| BRIEF |
Gather every line from the entries below that includes "Niloé".

(Collected data)

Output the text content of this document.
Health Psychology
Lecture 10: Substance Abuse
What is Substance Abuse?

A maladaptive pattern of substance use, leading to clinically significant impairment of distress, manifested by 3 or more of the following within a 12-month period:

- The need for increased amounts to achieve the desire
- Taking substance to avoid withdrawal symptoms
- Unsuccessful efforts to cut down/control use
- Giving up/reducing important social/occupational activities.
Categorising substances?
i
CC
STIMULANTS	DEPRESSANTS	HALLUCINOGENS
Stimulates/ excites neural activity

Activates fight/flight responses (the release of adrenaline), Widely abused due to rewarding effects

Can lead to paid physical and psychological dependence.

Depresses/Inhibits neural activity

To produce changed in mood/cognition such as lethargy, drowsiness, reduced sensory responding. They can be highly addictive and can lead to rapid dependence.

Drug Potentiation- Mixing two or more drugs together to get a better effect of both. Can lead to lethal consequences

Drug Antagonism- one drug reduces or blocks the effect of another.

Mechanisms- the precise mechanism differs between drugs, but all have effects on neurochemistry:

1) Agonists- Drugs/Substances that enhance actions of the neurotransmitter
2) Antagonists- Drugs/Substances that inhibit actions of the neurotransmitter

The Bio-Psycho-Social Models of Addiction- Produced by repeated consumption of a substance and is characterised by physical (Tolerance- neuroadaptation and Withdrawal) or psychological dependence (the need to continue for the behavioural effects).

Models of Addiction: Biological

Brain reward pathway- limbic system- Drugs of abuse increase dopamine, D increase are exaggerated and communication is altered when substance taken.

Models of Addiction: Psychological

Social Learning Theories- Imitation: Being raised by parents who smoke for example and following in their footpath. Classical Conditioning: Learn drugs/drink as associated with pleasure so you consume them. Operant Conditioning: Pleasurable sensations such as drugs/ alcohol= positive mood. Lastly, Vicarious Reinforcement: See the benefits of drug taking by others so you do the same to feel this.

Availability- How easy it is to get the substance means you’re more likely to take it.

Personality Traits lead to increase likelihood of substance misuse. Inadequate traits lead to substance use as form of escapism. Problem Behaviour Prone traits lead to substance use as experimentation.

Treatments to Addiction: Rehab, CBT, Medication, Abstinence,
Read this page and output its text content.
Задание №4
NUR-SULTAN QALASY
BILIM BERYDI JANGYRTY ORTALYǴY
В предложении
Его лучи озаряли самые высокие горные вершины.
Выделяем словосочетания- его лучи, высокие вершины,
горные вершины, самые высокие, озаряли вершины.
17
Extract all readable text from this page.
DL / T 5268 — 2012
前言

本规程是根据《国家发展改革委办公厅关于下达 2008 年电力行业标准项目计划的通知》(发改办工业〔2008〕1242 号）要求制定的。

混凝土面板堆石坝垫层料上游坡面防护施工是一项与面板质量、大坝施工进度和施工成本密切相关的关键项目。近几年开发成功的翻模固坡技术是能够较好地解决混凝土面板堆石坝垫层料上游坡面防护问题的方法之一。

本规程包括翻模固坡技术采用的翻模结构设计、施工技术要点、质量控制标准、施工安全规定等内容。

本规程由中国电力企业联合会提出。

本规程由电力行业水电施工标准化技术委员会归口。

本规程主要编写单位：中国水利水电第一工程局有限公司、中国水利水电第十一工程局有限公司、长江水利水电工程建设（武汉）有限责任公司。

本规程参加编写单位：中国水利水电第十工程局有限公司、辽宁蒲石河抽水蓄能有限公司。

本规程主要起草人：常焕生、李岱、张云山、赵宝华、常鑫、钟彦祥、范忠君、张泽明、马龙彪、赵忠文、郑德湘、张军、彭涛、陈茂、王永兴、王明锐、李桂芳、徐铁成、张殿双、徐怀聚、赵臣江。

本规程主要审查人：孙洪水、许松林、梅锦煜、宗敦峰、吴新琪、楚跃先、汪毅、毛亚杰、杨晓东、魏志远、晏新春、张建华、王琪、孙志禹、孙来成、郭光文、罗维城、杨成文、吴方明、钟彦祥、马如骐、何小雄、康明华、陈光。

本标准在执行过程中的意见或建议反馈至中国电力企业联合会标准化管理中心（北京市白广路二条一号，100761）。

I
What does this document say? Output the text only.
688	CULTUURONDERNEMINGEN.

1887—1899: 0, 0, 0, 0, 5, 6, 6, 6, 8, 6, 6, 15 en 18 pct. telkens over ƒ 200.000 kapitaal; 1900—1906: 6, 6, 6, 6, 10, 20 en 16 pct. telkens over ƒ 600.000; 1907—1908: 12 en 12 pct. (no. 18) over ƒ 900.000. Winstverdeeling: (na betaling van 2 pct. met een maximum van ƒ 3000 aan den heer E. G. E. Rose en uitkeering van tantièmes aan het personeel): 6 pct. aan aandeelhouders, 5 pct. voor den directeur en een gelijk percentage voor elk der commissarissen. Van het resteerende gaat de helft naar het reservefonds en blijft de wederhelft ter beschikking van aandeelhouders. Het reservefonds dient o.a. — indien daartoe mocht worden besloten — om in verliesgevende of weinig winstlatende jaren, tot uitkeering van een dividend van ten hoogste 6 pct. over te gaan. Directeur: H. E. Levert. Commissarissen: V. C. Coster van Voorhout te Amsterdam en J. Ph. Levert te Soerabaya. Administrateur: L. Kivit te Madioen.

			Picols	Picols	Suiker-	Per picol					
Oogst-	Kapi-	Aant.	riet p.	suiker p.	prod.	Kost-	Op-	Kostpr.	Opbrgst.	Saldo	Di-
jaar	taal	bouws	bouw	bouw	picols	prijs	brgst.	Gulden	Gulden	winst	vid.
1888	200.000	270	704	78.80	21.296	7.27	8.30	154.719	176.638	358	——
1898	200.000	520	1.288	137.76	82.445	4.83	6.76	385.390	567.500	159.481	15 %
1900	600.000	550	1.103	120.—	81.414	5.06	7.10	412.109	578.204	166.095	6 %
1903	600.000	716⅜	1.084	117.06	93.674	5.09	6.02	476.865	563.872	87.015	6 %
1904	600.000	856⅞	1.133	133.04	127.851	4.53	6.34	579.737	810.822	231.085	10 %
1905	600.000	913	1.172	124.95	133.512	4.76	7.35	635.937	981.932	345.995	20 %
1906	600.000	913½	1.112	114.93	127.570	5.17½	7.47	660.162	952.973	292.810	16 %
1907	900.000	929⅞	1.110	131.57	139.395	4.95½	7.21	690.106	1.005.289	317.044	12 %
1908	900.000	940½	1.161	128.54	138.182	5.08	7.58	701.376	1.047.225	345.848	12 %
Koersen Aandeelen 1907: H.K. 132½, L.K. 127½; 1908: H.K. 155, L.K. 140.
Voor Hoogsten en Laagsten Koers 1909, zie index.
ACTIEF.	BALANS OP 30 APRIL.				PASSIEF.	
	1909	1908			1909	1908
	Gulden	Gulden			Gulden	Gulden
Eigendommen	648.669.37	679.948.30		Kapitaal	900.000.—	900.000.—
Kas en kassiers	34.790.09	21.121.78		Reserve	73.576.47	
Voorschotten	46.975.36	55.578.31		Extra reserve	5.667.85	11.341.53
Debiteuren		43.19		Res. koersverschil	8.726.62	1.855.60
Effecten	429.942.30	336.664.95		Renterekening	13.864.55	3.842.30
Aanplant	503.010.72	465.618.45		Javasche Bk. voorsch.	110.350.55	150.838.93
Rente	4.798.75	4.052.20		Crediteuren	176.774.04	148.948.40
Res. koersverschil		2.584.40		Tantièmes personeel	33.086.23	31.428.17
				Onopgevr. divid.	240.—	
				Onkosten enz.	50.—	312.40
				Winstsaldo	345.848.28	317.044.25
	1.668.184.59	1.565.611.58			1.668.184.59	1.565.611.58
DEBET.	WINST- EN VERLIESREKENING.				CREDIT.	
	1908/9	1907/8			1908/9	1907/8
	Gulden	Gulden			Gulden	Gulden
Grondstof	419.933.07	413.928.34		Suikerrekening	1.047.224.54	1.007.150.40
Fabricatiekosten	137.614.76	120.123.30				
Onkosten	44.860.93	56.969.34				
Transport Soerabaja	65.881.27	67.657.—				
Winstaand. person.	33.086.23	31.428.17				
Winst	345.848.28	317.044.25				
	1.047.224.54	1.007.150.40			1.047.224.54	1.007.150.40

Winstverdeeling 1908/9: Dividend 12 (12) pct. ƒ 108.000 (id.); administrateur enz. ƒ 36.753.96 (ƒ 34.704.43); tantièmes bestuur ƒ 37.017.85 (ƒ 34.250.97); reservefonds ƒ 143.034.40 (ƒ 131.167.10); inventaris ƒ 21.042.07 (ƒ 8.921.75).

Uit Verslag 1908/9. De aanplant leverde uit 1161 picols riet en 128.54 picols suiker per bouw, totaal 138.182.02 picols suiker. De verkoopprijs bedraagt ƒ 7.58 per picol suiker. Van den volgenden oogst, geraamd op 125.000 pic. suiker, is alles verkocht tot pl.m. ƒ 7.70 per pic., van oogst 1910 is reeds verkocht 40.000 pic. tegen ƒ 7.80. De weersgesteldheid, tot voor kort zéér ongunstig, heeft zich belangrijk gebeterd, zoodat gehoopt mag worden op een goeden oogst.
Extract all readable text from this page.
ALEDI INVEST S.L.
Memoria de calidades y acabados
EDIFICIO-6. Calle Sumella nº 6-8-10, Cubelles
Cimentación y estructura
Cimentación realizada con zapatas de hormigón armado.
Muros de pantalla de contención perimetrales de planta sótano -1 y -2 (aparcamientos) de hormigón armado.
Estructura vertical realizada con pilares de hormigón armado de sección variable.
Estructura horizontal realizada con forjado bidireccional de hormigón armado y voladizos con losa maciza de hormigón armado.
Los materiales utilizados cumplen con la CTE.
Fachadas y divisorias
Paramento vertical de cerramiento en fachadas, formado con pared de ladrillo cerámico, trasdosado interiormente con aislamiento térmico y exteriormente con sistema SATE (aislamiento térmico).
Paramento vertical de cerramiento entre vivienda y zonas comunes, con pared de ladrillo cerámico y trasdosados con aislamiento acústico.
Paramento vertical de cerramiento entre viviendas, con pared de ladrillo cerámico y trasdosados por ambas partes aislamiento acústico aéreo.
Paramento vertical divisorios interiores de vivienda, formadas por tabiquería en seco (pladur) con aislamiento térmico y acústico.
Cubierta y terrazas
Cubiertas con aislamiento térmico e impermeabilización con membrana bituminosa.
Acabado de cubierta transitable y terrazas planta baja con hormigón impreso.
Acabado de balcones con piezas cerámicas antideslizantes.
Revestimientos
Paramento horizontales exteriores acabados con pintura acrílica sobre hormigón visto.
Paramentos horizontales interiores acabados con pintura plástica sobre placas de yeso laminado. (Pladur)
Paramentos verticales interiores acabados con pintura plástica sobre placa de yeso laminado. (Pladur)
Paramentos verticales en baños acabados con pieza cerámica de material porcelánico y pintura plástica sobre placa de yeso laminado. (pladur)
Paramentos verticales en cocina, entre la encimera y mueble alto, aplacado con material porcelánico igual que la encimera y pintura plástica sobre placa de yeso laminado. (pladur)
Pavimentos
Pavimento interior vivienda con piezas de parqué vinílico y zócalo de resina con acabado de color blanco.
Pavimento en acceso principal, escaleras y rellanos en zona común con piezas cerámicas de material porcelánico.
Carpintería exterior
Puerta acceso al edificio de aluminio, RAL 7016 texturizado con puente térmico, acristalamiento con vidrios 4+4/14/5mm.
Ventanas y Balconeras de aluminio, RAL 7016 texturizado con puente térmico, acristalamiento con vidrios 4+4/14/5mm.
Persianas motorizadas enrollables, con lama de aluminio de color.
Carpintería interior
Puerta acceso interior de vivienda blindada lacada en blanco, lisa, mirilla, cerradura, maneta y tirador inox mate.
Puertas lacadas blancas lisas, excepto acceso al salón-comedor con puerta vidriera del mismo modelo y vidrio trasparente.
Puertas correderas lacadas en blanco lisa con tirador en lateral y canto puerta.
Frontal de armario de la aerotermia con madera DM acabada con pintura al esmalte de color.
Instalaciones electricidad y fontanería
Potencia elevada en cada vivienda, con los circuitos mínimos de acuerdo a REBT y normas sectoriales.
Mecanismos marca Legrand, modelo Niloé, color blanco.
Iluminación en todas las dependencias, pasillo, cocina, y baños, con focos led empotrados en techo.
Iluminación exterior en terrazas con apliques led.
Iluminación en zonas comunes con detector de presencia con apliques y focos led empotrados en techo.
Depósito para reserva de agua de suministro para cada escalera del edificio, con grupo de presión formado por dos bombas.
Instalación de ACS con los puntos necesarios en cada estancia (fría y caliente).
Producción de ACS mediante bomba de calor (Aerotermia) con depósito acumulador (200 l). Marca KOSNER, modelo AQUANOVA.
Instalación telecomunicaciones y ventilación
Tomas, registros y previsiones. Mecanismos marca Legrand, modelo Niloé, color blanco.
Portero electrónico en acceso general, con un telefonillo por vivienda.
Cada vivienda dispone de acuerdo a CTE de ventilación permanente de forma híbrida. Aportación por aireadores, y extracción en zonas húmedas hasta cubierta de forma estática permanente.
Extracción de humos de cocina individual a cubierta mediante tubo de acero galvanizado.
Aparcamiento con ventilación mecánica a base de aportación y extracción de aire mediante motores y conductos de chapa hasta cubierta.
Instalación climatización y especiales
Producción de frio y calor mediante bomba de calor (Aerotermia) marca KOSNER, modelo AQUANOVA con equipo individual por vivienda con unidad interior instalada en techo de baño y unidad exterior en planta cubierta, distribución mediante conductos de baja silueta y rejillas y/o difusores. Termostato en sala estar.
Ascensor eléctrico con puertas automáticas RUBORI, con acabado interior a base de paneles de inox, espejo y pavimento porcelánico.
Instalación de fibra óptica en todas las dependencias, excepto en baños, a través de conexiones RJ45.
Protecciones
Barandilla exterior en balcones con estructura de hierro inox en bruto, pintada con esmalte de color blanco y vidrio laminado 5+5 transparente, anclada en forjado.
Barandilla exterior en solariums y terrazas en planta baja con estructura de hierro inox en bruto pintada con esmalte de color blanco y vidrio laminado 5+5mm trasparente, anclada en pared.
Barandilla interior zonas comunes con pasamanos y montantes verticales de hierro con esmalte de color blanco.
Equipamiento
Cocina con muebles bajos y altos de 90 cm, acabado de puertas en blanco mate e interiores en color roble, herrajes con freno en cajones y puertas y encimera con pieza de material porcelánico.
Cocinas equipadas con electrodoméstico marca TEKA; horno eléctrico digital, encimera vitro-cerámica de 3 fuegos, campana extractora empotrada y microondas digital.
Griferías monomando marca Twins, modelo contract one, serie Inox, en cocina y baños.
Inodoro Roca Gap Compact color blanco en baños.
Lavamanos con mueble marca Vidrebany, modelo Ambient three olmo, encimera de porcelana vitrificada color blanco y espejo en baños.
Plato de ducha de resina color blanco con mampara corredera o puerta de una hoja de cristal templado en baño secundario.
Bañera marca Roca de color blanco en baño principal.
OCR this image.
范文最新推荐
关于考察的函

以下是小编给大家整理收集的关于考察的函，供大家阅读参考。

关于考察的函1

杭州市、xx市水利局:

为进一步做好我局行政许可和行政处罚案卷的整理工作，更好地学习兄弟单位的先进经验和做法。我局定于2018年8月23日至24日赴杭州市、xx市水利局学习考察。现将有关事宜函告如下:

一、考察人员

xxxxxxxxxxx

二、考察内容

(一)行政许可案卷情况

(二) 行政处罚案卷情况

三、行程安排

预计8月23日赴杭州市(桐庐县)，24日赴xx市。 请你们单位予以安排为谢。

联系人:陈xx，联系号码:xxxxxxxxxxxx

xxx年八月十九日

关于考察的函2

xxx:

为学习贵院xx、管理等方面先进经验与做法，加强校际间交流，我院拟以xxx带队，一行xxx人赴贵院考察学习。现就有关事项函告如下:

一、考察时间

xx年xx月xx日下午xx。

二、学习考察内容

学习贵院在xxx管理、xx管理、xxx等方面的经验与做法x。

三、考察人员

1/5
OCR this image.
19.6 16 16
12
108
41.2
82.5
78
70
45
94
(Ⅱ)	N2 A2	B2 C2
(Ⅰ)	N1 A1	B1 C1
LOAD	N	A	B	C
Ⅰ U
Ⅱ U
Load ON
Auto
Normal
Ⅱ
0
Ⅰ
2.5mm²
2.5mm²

| WRITTEN RESPONSE |
Mecanismos marca Legrand, modelo Niloé, color blanco.
Tomas, registros y previsiones. Mecanismos marca Legrand, modelo Niloé, color blanco.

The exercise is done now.